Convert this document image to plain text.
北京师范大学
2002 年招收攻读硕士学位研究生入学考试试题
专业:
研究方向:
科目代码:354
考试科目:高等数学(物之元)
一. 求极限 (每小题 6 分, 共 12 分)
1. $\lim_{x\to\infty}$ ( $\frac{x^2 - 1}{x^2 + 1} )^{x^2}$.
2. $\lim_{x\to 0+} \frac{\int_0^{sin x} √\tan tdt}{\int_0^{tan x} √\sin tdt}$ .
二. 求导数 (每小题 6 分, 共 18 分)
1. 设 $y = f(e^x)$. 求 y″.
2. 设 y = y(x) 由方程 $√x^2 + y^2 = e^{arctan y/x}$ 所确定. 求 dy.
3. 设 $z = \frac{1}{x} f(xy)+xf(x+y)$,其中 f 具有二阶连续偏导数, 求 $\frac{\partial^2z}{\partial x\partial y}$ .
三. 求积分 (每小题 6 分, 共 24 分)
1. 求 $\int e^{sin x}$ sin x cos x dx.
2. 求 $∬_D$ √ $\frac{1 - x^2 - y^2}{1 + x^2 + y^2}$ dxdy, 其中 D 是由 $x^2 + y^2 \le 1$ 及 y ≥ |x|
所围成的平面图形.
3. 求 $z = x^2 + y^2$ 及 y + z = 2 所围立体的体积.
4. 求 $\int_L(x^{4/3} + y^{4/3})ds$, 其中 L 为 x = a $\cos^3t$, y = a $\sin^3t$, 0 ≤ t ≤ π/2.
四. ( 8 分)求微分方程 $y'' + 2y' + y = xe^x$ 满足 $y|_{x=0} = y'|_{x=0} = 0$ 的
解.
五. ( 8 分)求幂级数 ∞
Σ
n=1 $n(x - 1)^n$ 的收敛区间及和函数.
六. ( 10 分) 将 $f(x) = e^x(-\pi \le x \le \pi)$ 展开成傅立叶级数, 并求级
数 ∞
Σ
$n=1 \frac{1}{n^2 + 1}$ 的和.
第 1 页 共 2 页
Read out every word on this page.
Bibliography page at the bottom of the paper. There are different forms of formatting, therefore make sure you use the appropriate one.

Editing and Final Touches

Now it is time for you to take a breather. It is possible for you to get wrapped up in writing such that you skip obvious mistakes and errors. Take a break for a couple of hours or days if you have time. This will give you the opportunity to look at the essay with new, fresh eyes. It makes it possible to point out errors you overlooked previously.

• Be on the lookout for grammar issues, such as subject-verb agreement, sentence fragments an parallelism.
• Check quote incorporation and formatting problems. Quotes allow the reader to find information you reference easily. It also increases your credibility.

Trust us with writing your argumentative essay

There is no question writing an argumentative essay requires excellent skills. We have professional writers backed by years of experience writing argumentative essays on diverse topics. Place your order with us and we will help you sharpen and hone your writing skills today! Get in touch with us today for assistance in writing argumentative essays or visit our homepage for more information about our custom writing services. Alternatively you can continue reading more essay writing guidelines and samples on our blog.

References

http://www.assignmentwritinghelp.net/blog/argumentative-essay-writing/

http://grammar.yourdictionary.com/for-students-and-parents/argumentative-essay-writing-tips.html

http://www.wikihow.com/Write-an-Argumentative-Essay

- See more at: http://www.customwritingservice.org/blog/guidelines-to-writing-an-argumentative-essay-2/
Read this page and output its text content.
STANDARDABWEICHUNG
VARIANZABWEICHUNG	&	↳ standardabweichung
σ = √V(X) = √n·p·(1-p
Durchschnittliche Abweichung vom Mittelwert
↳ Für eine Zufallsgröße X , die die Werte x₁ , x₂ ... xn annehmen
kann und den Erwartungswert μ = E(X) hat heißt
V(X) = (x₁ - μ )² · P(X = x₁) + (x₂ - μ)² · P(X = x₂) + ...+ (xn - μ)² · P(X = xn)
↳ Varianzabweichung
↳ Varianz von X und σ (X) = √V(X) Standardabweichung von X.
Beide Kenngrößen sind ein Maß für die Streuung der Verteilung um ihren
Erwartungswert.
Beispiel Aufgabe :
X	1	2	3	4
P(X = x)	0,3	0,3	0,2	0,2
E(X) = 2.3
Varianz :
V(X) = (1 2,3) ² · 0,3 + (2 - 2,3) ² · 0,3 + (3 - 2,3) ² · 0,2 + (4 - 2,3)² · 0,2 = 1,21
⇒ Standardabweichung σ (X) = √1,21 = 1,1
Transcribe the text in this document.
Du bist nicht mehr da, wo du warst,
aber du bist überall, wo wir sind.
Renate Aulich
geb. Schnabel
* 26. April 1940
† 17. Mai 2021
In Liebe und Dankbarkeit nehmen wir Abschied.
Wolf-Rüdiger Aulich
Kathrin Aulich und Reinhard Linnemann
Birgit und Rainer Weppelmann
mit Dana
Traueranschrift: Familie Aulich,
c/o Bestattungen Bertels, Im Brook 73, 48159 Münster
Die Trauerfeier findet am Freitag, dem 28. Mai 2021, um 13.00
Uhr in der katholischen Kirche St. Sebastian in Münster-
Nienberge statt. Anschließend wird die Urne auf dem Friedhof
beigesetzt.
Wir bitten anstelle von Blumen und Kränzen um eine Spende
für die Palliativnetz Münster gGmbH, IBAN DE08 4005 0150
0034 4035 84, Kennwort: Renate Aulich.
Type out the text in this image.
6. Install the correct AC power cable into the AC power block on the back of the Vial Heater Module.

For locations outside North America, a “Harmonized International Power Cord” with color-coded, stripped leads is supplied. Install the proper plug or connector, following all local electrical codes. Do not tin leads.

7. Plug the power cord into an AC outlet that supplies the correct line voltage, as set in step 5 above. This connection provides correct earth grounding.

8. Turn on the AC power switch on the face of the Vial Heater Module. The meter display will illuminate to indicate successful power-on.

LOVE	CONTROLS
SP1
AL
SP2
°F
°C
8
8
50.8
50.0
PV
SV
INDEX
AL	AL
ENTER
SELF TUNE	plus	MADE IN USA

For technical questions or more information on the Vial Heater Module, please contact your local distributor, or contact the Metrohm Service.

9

WHAT IS ASKED: Using the records above, copy each line that contains "Münster".

ANSWER BELOW:
c/o Bestattungen Bertels, Im Brook 73, 48159 Münster
Uhr in der katholischen Kirche St. Sebastian in Münster-
für die Palliativnetz Münster gGmbH, IBAN DE08 4005 0150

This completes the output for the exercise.